**Required work:** Each entry below must be repeated word for word.

A run of records
--- START ---

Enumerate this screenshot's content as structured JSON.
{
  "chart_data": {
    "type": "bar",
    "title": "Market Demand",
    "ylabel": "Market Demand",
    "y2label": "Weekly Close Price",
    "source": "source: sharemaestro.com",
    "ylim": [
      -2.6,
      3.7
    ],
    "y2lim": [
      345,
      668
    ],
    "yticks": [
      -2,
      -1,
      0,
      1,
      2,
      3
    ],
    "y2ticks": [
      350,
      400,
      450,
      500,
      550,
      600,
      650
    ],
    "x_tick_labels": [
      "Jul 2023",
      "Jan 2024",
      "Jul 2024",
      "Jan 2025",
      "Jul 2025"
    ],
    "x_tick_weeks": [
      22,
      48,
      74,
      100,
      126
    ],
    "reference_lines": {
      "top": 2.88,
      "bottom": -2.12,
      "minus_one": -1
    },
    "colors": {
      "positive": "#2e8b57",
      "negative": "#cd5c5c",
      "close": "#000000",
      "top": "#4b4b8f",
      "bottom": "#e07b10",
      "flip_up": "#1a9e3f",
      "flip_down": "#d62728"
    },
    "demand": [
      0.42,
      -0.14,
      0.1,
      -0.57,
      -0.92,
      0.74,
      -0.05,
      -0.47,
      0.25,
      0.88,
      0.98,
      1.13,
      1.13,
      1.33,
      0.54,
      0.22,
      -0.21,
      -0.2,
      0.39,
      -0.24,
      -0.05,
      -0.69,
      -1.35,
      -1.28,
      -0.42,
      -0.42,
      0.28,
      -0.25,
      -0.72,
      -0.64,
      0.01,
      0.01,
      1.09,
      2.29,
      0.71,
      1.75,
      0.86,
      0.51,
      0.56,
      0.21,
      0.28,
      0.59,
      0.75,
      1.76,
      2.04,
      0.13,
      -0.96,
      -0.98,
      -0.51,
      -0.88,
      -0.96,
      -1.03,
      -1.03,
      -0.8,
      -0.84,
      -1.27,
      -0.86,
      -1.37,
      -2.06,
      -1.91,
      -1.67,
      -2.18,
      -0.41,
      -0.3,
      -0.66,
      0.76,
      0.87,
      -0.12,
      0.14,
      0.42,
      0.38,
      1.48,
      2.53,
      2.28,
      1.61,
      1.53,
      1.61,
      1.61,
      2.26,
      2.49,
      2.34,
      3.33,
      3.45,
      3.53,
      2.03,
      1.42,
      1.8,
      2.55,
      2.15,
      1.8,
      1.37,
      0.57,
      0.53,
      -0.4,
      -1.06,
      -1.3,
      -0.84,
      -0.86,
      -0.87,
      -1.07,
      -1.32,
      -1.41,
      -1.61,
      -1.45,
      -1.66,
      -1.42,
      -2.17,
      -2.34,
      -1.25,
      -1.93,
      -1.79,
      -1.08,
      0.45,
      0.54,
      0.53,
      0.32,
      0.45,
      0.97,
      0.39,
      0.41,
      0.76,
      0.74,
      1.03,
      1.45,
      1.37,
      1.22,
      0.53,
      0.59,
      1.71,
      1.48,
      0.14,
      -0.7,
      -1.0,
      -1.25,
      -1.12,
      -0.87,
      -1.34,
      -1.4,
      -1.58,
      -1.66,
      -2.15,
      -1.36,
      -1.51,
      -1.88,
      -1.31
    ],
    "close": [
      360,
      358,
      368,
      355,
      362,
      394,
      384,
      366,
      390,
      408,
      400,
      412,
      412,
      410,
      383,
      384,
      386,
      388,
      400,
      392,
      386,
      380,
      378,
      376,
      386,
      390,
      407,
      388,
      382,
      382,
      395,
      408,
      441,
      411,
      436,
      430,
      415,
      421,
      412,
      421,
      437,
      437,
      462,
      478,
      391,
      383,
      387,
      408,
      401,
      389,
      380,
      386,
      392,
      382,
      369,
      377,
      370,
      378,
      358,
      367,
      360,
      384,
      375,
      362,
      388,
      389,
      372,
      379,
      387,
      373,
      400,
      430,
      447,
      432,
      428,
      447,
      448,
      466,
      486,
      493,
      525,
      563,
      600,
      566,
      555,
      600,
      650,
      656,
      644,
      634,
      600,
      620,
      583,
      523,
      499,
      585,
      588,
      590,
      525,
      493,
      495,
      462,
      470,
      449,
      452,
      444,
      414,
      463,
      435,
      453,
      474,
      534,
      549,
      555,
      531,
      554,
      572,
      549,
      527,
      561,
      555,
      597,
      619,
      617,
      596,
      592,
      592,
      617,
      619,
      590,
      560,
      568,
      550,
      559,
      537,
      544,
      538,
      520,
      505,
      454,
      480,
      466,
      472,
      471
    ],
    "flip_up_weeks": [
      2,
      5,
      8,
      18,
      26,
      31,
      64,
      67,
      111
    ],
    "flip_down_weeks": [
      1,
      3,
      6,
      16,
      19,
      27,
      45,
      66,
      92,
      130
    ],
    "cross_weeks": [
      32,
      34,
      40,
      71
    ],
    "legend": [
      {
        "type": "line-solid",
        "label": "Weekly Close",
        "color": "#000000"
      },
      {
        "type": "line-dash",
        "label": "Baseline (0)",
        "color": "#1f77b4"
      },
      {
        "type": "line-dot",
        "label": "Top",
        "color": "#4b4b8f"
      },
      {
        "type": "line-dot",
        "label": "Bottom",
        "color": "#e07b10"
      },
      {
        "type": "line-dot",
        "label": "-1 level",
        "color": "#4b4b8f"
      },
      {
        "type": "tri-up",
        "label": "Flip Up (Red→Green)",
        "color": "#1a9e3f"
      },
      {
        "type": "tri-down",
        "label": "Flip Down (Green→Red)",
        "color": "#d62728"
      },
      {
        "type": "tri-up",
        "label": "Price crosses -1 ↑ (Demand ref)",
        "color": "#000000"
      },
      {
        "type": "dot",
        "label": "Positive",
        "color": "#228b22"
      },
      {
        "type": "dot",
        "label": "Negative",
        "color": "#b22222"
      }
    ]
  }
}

--- END ---

**Answer in full:**
Enumerate this screenshot's content as structured JSON.
{
  "chart_data": {
    "type": "bar",
    "title": "Market Demand",
    "ylabel": "Market Demand",
    "y2label": "Weekly Close Price",
    "source": "source: sharemaestro.com",
    "ylim": [
      -2.6,
      3.7
    ],
    "y2lim": [
      345,
      668
    ],
    "yticks": [
      -2,
      -1,
      0,
      1,
      2,
      3
    ],
    "y2ticks": [
      350,
      400,
      450,
      500,
      550,
      600,
      650
    ],
    "x_tick_labels": [
      "Jul 2023",
      "Jan 2024",
      "Jul 2024",
      "Jan 2025",
      "Jul 2025"
    ],
    "x_tick_weeks": [
      22,
      48,
      74,
      100,
      126
    ],
    "reference_lines": {
      "top": 2.88,
      "bottom": -2.12,
      "minus_one": -1
    },
    "colors": {
      "positive": "#2e8b57",
      "negative": "#cd5c5c",
      "close": "#000000",
      "top": "#4b4b8f",
      "bottom": "#e07b10",
      "flip_up": "#1a9e3f",
      "flip_down": "#d62728"
    },
    "demand": [
      0.42,
      -0.14,
      0.1,
      -0.57,
      -0.92,
      0.74,
      -0.05,
      -0.47,
      0.25,
      0.88,
      0.98,
      1.13,
      1.13,
      1.33,
      0.54,
      0.22,
      -0.21,
      -0.2,
      0.39,
      -0.24,
      -0.05,
      -0.69,
      -1.35,
      -1.28,
      -0.42,
      -0.42,
      0.28,
      -0.25,
      -0.72,
      -0.64,
      0.01,
      0.01,
      1.09,
      2.29,
      0.71,
      1.75,
      0.86,
      0.51,
      0.56,
      0.21,
      0.28,
      0.59,
      0.75,
      1.76,
      2.04,
      0.13,
      -0.96,
      -0.98,
      -0.51,
      -0.88,
      -0.96,
      -1.03,
      -1.03,
      -0.8,
      -0.84,
      -1.27,
      -0.86,
      -1.37,
      -2.06,
      -1.91,
      -1.67,
      -2.18,
      -0.41,
      -0.3,
      -0.66,
      0.76,
      0.87,
      -0.12,
      0.14,
      0.42,
      0.38,
      1.48,
      2.53,
      2.28,
      1.61,
      1.53,
      1.61,
      1.61,
      2.26,
      2.49,
      2.34,
      3.33,
      3.45,
      3.53,
      2.03,
      1.42,
      1.8,
      2.55,
      2.15,
      1.8,
      1.37,
      0.57,
      0.53,
      -0.4,
      -1.06,
      -1.3,
      -0.84,
      -0.86,
      -0.87,
      -1.07,
      -1.32,
      -1.41,
      -1.61,
      -1.45,
      -1.66,
      -1.42,
      -2.17,
      -2.34,
      -1.25,
      -1.93,
      -1.79,
      -1.08,
      0.45,
      0.54,
      0.53,
      0.32,
      0.45,
      0.97,
      0.39,
      0.41,
      0.76,
      0.74,
      1.03,
      1.45,
      1.37,
      1.22,
      0.53,
      0.59,
      1.71,
      1.48,
      0.14,
      -0.7,
      -1.0,
      -1.25,
      -1.12,
      -0.87,
      -1.34,
      -1.4,
      -1.58,
      -1.66,
      -2.15,
      -1.36,
      -1.51,
      -1.88,
      -1.31
    ],
    "close": [
      360,
      358,
      368,
      355,
      362,
      394,
      384,
      366,
      390,
      408,
      400,
      412,
      412,
      410,
      383,
      384,
      386,
      388,
      400,
      392,
      386,
      380,
      378,
      376,
      386,
      390,
      407,
      388,
      382,
      382,
      395,
      408,
      441,
      411,
      436,
      430,
      415,
      421,
      412,
      421,
      437,
      437,
      462,
      478,
      391,
      383,
      387,
      408,
      401,
      389,
      380,
      386,
      392,
      382,
      369,
      377,
      370,
      378,
      358,
      367,
      360,
      384,
      375,
      362,
      388,
      389,
      372,
      379,
      387,
      373,
      400,
      430,
      447,
      432,
      428,
      447,
      448,
      466,
      486,
      493,
      525,
      563,
      600,
      566,
      555,
      600,
      650,
      656,
      644,
      634,
      600,
      620,
      583,
      523,
      499,
      585,
      588,
      590,
      525,
      493,
      495,
      462,
      470,
      449,
      452,
      444,
      414,
      463,
      435,
      453,
      474,
      534,
      549,
      555,
      531,
      554,
      572,
      549,
      527,
      561,
      555,
      597,
      619,
      617,
      596,
      592,
      592,
      617,
      619,
      590,
      560,
      568,
      550,
      559,
      537,
      544,
      538,
      520,
      505,
      454,
      480,
      466,
      472,
      471
    ],
    "flip_up_weeks": [
      2,
      5,
      8,
      18,
      26,
      31,
      64,
      67,
      111
    ],
    "flip_down_weeks": [
      1,
      3,
      6,
      16,
      19,
      27,
      45,
      66,
      92,
      130
    ],
    "cross_weeks": [
      32,
      34,
      40,
      71
    ],
    "legend": [
      {
        "type": "line-solid",
        "label": "Weekly Close",
        "color": "#000000"
      },
      {
        "type": "line-dash",
        "label": "Baseline (0)",
        "color": "#1f77b4"
      },
      {
        "type": "line-dot",
        "label": "Top",
        "color": "#4b4b8f"
      },
      {
        "type": "line-dot",
        "label": "Bottom",
        "color": "#e07b10"
      },
      {
        "type": "line-dot",
        "label": "-1 level",
        "color": "#4b4b8f"
      },
      {
        "type": "tri-up",
        "label": "Flip Up (Red→Green)",
        "color": "#1a9e3f"
      },
      {
        "type": "tri-down",
        "label": "Flip Down (Green→Red)",
        "color": "#d62728"
      },
      {
        "type": "tri-up",
        "label": "Price crosses -1 ↑ (Demand ref)",
        "color": "#000000"
      },
      {
        "type": "dot",
        "label": "Positive",
        "color": "#228b22"
      },
      {
        "type": "dot",
        "label": "Negative",
        "color": "#b22222"
      }
    ]
  }
}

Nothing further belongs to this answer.